**Dataset records**

☆ ☆ ☆ ☆ ☆ ☆ ☆

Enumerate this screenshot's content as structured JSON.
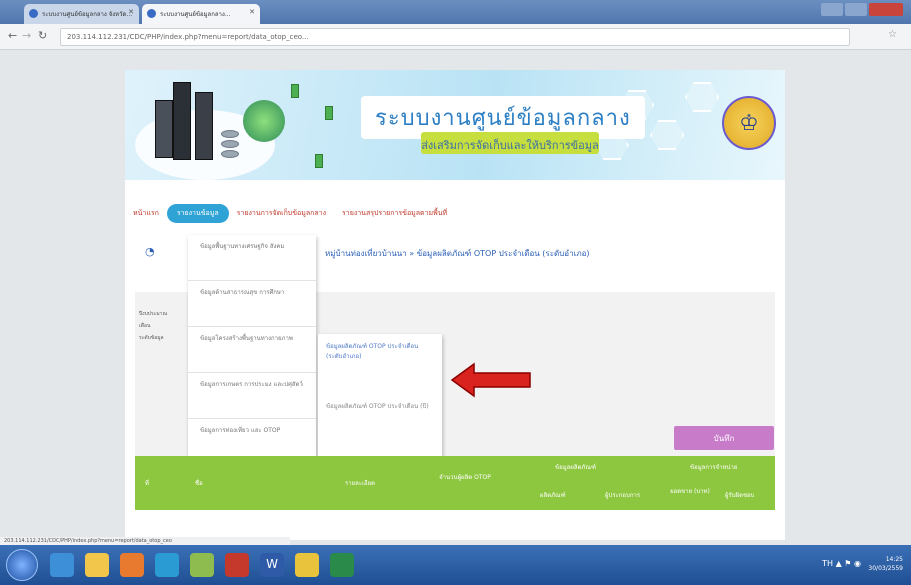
{
  "browser": {
    "tabs": [
      {
        "label": "ระบบงานศูนย์ข้อมูลกลาง จังหวัด..."
      },
      {
        "label": "ระบบงานศูนย์ข้อมูลกลาง..."
      }
    ],
    "address": "203.114.112.231/CDC/PHP/index.php?menu=report/data_otop_ceo..."
  },
  "banner": {
    "title": "ระบบงานศูนย์ข้อมูลกลาง",
    "subtitle": "ส่งเสริมการจัดเก็บและให้บริการข้อมูล",
    "emblem": "crest-icon"
  },
  "menu": {
    "home": "หน้าแรก",
    "active": "รายงานข้อมูล",
    "item3": "รายงานการจัดเก็บข้อมูลกลาง",
    "item4": "รายงานสรุปรายการข้อมูลตามพื้นที่"
  },
  "breadcrumb": "หมู่บ้านท่องเที่ยวบ้านนา » ข้อมูลผลิตภัณฑ์ OTOP ประจำเดือน (ระดับอำเภอ)",
  "side_labels": [
    "ปีงบประมาณ",
    "เดือน",
    "ระดับข้อมูล"
  ],
  "dropdown1": [
    "ข้อมูลพื้นฐานทางเศรษฐกิจ สังคม",
    "ข้อมูลด้านสาธารณสุข การศึกษา",
    "ข้อมูลโครงสร้างพื้นฐานทางกายภาพ",
    "ข้อมูลการเกษตร การประมง และปศุสัตว์",
    "ข้อมูลการท่องเที่ยว และ OTOP"
  ],
  "dropdown2": [
    "ข้อมูลผลิตภัณฑ์ OTOP ประจำเดือน (ระดับอำเภอ)",
    "ข้อมูลผลิตภัณฑ์ OTOP ประจำเดือน (ปี)"
  ],
  "save_label": "บันทึก",
  "table_headers": {
    "h1": "ที่",
    "h2": "ชื่อ",
    "h3": "รายละเอียด",
    "h4": "จำนวนผู้ผลิต OTOP",
    "group1": "ข้อมูลผลิตภัณฑ์",
    "group2": "ข้อมูลการจำหน่าย",
    "s1": "ผลิตภัณฑ์",
    "s2": "ผู้ประกอบการ",
    "s3": "ยอดขาย (บาท)",
    "s4": "ผู้รับผิดชอบ"
  },
  "status_url": "203.114.112.231/CDC/PHP/index.php?menu=report/data_otop_ceo",
  "taskbar": {
    "time": "14:25",
    "date": "30/03/2559",
    "lang": "TH"
  },
  "colors": {
    "accent": "#2fa3d6",
    "menu_text": "#c03a2b",
    "table_header": "#8dc63f",
    "save_button": "#c77bc9",
    "arrow": "#d9231f"
  }
}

☆ ☆ ☆ ☆ ☆ ☆ ☆

Return to the listing above and set it down exactly, leaving out its pictures.

**Output for this exercise**
Enumerate this screenshot's content as structured JSON.
{
  "browser": {
    "tabs": [
      {
        "label": "ระบบงานศูนย์ข้อมูลกลาง จังหวัด..."
      },
      {
        "label": "ระบบงานศูนย์ข้อมูลกลาง..."
      }
    ],
    "address": "203.114.112.231/CDC/PHP/index.php?menu=report/data_otop_ceo..."
  },
  "banner": {
    "title": "ระบบงานศูนย์ข้อมูลกลาง",
    "subtitle": "ส่งเสริมการจัดเก็บและให้บริการข้อมูล",
    "emblem": "crest-icon"
  },
  "menu": {
    "home": "หน้าแรก",
    "active": "รายงานข้อมูล",
    "item3": "รายงานการจัดเก็บข้อมูลกลาง",
    "item4": "รายงานสรุปรายการข้อมูลตามพื้นที่"
  },
  "breadcrumb": "หมู่บ้านท่องเที่ยวบ้านนา » ข้อมูลผลิตภัณฑ์ OTOP ประจำเดือน (ระดับอำเภอ)",
  "side_labels": [
    "ปีงบประมาณ",
    "เดือน",
    "ระดับข้อมูล"
  ],
  "dropdown1": [
    "ข้อมูลพื้นฐานทางเศรษฐกิจ สังคม",
    "ข้อมูลด้านสาธารณสุข การศึกษา",
    "ข้อมูลโครงสร้างพื้นฐานทางกายภาพ",
    "ข้อมูลการเกษตร การประมง และปศุสัตว์",
    "ข้อมูลการท่องเที่ยว และ OTOP"
  ],
  "dropdown2": [
    "ข้อมูลผลิตภัณฑ์ OTOP ประจำเดือน (ระดับอำเภอ)",
    "ข้อมูลผลิตภัณฑ์ OTOP ประจำเดือน (ปี)"
  ],
  "save_label": "บันทึก",
  "table_headers": {
    "h1": "ที่",
    "h2": "ชื่อ",
    "h3": "รายละเอียด",
    "h4": "จำนวนผู้ผลิต OTOP",
    "group1": "ข้อมูลผลิตภัณฑ์",
    "group2": "ข้อมูลการจำหน่าย",
    "s1": "ผลิตภัณฑ์",
    "s2": "ผู้ประกอบการ",
    "s3": "ยอดขาย (บาท)",
    "s4": "ผู้รับผิดชอบ"
  },
  "status_url": "203.114.112.231/CDC/PHP/index.php?menu=report/data_otop_ceo",
  "taskbar": {
    "time": "14:25",
    "date": "30/03/2559",
    "lang": "TH"
  },
  "colors": {
    "accent": "#2fa3d6",
    "menu_text": "#c03a2b",
    "table_header": "#8dc63f",
    "save_button": "#c77bc9",
    "arrow": "#d9231f"
  }
}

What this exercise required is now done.